» MATERIAL SUPPLIED
+ + +
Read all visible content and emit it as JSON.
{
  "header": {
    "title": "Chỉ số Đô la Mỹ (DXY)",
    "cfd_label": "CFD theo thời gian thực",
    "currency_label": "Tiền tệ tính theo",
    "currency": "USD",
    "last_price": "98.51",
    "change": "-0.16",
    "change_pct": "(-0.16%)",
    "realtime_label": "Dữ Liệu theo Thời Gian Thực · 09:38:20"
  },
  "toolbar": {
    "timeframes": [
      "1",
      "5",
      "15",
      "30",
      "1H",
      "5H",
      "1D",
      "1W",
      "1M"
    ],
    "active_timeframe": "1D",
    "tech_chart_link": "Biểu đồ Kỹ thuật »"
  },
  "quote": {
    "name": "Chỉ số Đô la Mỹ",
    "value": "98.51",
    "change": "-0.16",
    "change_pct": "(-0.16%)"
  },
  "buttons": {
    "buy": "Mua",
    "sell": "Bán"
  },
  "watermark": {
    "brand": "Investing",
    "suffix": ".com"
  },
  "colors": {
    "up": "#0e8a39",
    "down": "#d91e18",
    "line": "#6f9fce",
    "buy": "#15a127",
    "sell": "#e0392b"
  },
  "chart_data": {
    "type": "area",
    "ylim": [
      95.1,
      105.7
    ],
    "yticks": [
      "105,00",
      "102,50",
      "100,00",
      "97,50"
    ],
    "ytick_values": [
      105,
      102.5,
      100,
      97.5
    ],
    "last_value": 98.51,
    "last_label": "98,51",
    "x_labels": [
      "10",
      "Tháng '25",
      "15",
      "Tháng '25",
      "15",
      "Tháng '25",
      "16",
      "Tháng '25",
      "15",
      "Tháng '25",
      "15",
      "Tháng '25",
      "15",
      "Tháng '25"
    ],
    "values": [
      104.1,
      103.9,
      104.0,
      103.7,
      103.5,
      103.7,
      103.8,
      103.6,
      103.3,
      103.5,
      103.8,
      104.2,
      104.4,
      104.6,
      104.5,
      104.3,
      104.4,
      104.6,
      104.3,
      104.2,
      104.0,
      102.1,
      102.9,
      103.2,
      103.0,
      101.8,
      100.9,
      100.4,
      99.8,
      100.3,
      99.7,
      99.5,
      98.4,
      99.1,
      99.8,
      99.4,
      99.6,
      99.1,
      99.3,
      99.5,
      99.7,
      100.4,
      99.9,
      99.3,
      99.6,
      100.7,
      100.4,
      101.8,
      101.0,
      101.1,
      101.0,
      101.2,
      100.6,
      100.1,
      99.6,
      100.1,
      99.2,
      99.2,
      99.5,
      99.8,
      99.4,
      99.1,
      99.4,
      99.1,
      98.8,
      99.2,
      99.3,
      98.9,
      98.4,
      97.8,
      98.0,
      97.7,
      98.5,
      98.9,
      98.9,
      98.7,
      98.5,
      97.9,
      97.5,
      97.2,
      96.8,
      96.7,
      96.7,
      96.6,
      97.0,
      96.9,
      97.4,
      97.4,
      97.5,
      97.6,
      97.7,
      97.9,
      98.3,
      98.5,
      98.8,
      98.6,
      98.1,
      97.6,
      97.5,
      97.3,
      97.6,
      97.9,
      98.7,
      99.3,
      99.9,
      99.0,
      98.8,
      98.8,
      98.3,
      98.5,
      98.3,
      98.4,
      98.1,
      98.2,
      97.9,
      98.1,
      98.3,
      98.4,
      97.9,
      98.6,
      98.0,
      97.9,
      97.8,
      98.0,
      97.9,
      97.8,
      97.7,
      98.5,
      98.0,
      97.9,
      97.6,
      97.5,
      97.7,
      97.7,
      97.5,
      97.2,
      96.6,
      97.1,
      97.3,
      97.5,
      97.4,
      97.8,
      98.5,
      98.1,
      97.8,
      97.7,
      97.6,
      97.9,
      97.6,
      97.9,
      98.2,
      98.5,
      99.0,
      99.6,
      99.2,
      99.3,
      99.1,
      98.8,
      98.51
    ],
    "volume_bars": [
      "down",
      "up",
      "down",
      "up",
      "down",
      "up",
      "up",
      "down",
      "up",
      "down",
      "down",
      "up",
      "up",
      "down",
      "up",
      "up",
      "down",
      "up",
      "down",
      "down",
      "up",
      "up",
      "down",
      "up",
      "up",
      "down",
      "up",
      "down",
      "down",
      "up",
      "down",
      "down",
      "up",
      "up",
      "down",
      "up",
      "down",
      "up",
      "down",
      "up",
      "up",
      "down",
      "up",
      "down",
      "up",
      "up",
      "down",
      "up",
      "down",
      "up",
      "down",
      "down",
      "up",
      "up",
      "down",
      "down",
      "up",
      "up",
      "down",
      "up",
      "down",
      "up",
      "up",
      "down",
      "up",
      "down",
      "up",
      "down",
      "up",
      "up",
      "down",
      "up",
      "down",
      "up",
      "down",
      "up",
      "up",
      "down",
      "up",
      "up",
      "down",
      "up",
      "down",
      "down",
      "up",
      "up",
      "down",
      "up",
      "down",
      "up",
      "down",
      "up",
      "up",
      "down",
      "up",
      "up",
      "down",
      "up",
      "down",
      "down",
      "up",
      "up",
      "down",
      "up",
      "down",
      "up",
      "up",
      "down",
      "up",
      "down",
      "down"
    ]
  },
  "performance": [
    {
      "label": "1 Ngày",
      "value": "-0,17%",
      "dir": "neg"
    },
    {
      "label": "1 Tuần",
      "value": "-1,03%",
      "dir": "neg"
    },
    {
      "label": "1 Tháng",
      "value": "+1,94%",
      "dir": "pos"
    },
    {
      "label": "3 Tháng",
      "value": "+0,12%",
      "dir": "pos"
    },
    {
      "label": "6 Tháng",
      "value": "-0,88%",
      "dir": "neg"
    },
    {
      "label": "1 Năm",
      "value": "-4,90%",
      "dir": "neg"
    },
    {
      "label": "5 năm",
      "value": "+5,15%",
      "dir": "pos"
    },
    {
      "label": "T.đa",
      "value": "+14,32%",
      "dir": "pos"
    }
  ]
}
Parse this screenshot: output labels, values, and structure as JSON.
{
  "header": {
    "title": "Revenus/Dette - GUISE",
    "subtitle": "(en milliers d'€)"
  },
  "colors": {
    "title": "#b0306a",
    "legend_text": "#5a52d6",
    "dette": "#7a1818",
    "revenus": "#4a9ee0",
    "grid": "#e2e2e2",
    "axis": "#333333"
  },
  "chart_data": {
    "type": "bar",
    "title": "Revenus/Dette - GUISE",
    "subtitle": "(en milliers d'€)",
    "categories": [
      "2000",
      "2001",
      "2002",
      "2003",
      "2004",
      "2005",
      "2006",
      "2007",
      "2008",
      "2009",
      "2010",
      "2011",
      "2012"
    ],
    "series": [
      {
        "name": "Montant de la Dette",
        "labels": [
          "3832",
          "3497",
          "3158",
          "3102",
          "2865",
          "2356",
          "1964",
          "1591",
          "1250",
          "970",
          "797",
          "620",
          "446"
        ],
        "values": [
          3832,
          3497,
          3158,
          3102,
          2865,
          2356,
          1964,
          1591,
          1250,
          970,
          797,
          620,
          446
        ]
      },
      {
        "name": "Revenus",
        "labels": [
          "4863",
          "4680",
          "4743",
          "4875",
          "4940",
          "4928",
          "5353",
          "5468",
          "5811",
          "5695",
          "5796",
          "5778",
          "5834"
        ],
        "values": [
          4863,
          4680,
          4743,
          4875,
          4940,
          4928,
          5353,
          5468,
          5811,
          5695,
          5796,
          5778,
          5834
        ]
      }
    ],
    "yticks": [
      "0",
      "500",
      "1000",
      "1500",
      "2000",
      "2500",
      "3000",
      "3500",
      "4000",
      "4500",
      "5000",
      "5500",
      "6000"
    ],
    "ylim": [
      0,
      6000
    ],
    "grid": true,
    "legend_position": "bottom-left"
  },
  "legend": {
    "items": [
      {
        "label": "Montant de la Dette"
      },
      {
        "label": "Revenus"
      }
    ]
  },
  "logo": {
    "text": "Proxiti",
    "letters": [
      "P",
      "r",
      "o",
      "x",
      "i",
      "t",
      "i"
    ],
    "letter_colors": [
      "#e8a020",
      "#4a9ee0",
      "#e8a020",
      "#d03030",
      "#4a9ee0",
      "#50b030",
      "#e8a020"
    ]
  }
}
+ + +
» YOUR OBJECTIVE
Scan the listing above. Gather each line that contains the word "milliers".

» CORRECT OUTPUT
    "subtitle": "(en milliers d'€)"
    "subtitle": "(en milliers d'€)",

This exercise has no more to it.